→ **CHALLENGE**: Please print the full listing exactly.
— start of RAW RECORDS —
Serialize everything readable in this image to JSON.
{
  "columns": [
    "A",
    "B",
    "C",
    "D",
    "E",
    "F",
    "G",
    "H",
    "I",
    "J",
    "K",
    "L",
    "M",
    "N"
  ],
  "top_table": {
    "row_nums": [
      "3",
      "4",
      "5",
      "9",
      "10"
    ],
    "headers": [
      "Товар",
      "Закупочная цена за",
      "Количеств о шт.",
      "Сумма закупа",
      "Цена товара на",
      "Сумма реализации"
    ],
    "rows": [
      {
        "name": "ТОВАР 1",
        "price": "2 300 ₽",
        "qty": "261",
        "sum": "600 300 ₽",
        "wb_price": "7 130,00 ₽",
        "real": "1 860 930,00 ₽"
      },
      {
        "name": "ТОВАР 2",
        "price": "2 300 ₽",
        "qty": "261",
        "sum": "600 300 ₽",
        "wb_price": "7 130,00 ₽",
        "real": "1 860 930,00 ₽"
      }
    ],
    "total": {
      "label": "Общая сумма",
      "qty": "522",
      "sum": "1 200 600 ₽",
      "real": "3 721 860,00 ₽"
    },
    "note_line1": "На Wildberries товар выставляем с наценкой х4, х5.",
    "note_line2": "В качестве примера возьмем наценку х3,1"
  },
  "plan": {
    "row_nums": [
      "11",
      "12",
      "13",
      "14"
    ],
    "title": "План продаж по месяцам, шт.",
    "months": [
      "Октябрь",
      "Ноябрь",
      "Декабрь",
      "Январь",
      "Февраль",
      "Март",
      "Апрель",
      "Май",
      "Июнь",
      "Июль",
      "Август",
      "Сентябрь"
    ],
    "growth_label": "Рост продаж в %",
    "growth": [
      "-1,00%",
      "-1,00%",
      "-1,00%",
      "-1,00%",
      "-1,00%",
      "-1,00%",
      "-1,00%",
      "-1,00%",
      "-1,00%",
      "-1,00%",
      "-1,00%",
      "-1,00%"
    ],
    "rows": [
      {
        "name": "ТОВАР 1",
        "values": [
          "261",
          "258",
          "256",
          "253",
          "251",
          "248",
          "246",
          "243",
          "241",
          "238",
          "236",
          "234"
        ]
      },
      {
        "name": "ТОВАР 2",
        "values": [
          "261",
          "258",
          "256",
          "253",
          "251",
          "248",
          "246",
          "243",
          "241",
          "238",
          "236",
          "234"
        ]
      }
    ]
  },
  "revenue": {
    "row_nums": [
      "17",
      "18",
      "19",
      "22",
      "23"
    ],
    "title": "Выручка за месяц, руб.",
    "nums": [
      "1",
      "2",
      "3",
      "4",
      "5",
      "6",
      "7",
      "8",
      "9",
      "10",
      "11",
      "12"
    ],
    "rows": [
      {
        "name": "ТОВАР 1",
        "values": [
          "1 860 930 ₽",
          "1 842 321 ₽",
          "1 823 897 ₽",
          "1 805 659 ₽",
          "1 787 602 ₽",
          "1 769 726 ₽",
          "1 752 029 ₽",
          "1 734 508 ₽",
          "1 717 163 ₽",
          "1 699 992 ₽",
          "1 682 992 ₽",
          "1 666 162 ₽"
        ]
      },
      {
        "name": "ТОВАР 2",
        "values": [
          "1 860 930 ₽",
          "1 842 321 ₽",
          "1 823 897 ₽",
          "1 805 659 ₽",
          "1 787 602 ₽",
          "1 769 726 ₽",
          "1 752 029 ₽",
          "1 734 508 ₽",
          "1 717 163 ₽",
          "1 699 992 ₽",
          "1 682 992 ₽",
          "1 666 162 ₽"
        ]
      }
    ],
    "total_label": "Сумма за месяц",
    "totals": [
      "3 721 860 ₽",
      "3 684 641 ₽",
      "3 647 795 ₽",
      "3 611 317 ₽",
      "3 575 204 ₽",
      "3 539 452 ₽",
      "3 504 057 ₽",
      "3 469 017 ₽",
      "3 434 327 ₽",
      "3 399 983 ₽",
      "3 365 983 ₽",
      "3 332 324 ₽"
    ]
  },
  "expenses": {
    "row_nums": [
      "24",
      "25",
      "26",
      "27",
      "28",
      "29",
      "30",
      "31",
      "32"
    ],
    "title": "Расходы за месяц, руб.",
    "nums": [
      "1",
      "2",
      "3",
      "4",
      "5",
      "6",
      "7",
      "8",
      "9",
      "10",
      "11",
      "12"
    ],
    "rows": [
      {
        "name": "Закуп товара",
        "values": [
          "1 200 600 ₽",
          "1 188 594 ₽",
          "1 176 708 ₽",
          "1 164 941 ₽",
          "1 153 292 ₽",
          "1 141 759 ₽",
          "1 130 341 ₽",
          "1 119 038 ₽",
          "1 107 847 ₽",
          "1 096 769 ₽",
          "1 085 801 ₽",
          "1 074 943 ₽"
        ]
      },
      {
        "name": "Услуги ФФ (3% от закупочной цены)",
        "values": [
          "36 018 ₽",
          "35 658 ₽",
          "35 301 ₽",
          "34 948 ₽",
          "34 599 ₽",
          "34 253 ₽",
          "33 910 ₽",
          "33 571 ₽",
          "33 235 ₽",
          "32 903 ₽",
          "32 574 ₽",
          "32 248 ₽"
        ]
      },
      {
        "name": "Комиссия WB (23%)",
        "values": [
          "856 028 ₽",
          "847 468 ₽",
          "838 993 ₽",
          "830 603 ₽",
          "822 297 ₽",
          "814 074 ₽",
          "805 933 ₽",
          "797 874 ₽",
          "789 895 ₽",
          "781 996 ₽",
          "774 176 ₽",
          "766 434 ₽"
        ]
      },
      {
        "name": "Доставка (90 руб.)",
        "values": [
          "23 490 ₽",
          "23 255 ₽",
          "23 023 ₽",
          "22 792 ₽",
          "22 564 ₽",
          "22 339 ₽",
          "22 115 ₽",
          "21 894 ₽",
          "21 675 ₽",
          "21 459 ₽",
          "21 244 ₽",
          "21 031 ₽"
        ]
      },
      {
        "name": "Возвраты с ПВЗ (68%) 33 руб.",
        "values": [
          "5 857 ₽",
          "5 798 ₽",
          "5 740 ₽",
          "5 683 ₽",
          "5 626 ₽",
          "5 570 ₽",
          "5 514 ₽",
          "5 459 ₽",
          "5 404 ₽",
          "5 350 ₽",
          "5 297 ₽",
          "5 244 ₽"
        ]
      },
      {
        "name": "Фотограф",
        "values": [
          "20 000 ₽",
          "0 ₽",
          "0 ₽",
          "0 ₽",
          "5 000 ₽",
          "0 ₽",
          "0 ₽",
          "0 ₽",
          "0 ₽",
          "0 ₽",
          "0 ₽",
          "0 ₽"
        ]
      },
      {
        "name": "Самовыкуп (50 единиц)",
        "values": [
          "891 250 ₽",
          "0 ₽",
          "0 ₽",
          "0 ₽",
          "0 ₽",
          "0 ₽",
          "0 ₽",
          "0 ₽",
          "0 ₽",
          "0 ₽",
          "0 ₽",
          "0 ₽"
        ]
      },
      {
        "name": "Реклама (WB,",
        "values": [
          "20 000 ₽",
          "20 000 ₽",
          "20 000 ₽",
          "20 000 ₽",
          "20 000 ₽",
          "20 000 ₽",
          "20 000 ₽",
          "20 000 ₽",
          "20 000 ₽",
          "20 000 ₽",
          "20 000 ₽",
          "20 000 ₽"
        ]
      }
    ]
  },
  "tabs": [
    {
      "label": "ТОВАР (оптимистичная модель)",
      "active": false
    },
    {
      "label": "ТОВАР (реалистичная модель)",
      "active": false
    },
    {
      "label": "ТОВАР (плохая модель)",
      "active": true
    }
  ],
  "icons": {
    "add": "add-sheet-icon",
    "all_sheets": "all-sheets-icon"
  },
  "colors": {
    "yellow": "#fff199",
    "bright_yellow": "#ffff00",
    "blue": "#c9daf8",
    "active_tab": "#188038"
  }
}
— end of RAW RECORDS —
→ **COMPLETE RESPONSE**:
Serialize everything readable in this image to JSON.
{
  "columns": [
    "A",
    "B",
    "C",
    "D",
    "E",
    "F",
    "G",
    "H",
    "I",
    "J",
    "K",
    "L",
    "M",
    "N"
  ],
  "top_table": {
    "row_nums": [
      "3",
      "4",
      "5",
      "9",
      "10"
    ],
    "headers": [
      "Товар",
      "Закупочная цена за",
      "Количеств о шт.",
      "Сумма закупа",
      "Цена товара на",
      "Сумма реализации"
    ],
    "rows": [
      {
        "name": "ТОВАР 1",
        "price": "2 300 ₽",
        "qty": "261",
        "sum": "600 300 ₽",
        "wb_price": "7 130,00 ₽",
        "real": "1 860 930,00 ₽"
      },
      {
        "name": "ТОВАР 2",
        "price": "2 300 ₽",
        "qty": "261",
        "sum": "600 300 ₽",
        "wb_price": "7 130,00 ₽",
        "real": "1 860 930,00 ₽"
      }
    ],
    "total": {
      "label": "Общая сумма",
      "qty": "522",
      "sum": "1 200 600 ₽",
      "real": "3 721 860,00 ₽"
    },
    "note_line1": "На Wildberries товар выставляем с наценкой х4, х5.",
    "note_line2": "В качестве примера возьмем наценку х3,1"
  },
  "plan": {
    "row_nums": [
      "11",
      "12",
      "13",
      "14"
    ],
    "title": "План продаж по месяцам, шт.",
    "months": [
      "Октябрь",
      "Ноябрь",
      "Декабрь",
      "Январь",
      "Февраль",
      "Март",
      "Апрель",
      "Май",
      "Июнь",
      "Июль",
      "Август",
      "Сентябрь"
    ],
    "growth_label": "Рост продаж в %",
    "growth": [
      "-1,00%",
      "-1,00%",
      "-1,00%",
      "-1,00%",
      "-1,00%",
      "-1,00%",
      "-1,00%",
      "-1,00%",
      "-1,00%",
      "-1,00%",
      "-1,00%",
      "-1,00%"
    ],
    "rows": [
      {
        "name": "ТОВАР 1",
        "values": [
          "261",
          "258",
          "256",
          "253",
          "251",
          "248",
          "246",
          "243",
          "241",
          "238",
          "236",
          "234"
        ]
      },
      {
        "name": "ТОВАР 2",
        "values": [
          "261",
          "258",
          "256",
          "253",
          "251",
          "248",
          "246",
          "243",
          "241",
          "238",
          "236",
          "234"
        ]
      }
    ]
  },
  "revenue": {
    "row_nums": [
      "17",
      "18",
      "19",
      "22",
      "23"
    ],
    "title": "Выручка за месяц, руб.",
    "nums": [
      "1",
      "2",
      "3",
      "4",
      "5",
      "6",
      "7",
      "8",
      "9",
      "10",
      "11",
      "12"
    ],
    "rows": [
      {
        "name": "ТОВАР 1",
        "values": [
          "1 860 930 ₽",
          "1 842 321 ₽",
          "1 823 897 ₽",
          "1 805 659 ₽",
          "1 787 602 ₽",
          "1 769 726 ₽",
          "1 752 029 ₽",
          "1 734 508 ₽",
          "1 717 163 ₽",
          "1 699 992 ₽",
          "1 682 992 ₽",
          "1 666 162 ₽"
        ]
      },
      {
        "name": "ТОВАР 2",
        "values": [
          "1 860 930 ₽",
          "1 842 321 ₽",
          "1 823 897 ₽",
          "1 805 659 ₽",
          "1 787 602 ₽",
          "1 769 726 ₽",
          "1 752 029 ₽",
          "1 734 508 ₽",
          "1 717 163 ₽",
          "1 699 992 ₽",
          "1 682 992 ₽",
          "1 666 162 ₽"
        ]
      }
    ],
    "total_label": "Сумма за месяц",
    "totals": [
      "3 721 860 ₽",
      "3 684 641 ₽",
      "3 647 795 ₽",
      "3 611 317 ₽",
      "3 575 204 ₽",
      "3 539 452 ₽",
      "3 504 057 ₽",
      "3 469 017 ₽",
      "3 434 327 ₽",
      "3 399 983 ₽",
      "3 365 983 ₽",
      "3 332 324 ₽"
    ]
  },
  "expenses": {
    "row_nums": [
      "24",
      "25",
      "26",
      "27",
      "28",
      "29",
      "30",
      "31",
      "32"
    ],
    "title": "Расходы за месяц, руб.",
    "nums": [
      "1",
      "2",
      "3",
      "4",
      "5",
      "6",
      "7",
      "8",
      "9",
      "10",
      "11",
      "12"
    ],
    "rows": [
      {
        "name": "Закуп товара",
        "values": [
          "1 200 600 ₽",
          "1 188 594 ₽",
          "1 176 708 ₽",
          "1 164 941 ₽",
          "1 153 292 ₽",
          "1 141 759 ₽",
          "1 130 341 ₽",
          "1 119 038 ₽",
          "1 107 847 ₽",
          "1 096 769 ₽",
          "1 085 801 ₽",
          "1 074 943 ₽"
        ]
      },
      {
        "name": "Услуги ФФ (3% от закупочной цены)",
        "values": [
          "36 018 ₽",
          "35 658 ₽",
          "35 301 ₽",
          "34 948 ₽",
          "34 599 ₽",
          "34 253 ₽",
          "33 910 ₽",
          "33 571 ₽",
          "33 235 ₽",
          "32 903 ₽",
          "32 574 ₽",
          "32 248 ₽"
        ]
      },
      {
        "name": "Комиссия WB (23%)",
        "values": [
          "856 028 ₽",
          "847 468 ₽",
          "838 993 ₽",
          "830 603 ₽",
          "822 297 ₽",
          "814 074 ₽",
          "805 933 ₽",
          "797 874 ₽",
          "789 895 ₽",
          "781 996 ₽",
          "774 176 ₽",
          "766 434 ₽"
        ]
      },
      {
        "name": "Доставка (90 руб.)",
        "values": [
          "23 490 ₽",
          "23 255 ₽",
          "23 023 ₽",
          "22 792 ₽",
          "22 564 ₽",
          "22 339 ₽",
          "22 115 ₽",
          "21 894 ₽",
          "21 675 ₽",
          "21 459 ₽",
          "21 244 ₽",
          "21 031 ₽"
        ]
      },
      {
        "name": "Возвраты с ПВЗ (68%) 33 руб.",
        "values": [
          "5 857 ₽",
          "5 798 ₽",
          "5 740 ₽",
          "5 683 ₽",
          "5 626 ₽",
          "5 570 ₽",
          "5 514 ₽",
          "5 459 ₽",
          "5 404 ₽",
          "5 350 ₽",
          "5 297 ₽",
          "5 244 ₽"
        ]
      },
      {
        "name": "Фотограф",
        "values": [
          "20 000 ₽",
          "0 ₽",
          "0 ₽",
          "0 ₽",
          "5 000 ₽",
          "0 ₽",
          "0 ₽",
          "0 ₽",
          "0 ₽",
          "0 ₽",
          "0 ₽",
          "0 ₽"
        ]
      },
      {
        "name": "Самовыкуп (50 единиц)",
        "values": [
          "891 250 ₽",
          "0 ₽",
          "0 ₽",
          "0 ₽",
          "0 ₽",
          "0 ₽",
          "0 ₽",
          "0 ₽",
          "0 ₽",
          "0 ₽",
          "0 ₽",
          "0 ₽"
        ]
      },
      {
        "name": "Реклама (WB,",
        "values": [
          "20 000 ₽",
          "20 000 ₽",
          "20 000 ₽",
          "20 000 ₽",
          "20 000 ₽",
          "20 000 ₽",
          "20 000 ₽",
          "20 000 ₽",
          "20 000 ₽",
          "20 000 ₽",
          "20 000 ₽",
          "20 000 ₽"
        ]
      }
    ]
  },
  "tabs": [
    {
      "label": "ТОВАР (оптимистичная модель)",
      "active": false
    },
    {
      "label": "ТОВАР (реалистичная модель)",
      "active": false
    },
    {
      "label": "ТОВАР (плохая модель)",
      "active": true
    }
  ],
  "icons": {
    "add": "add-sheet-icon",
    "all_sheets": "all-sheets-icon"
  },
  "colors": {
    "yellow": "#fff199",
    "bright_yellow": "#ffff00",
    "blue": "#c9daf8",
    "active_tab": "#188038"
  }
}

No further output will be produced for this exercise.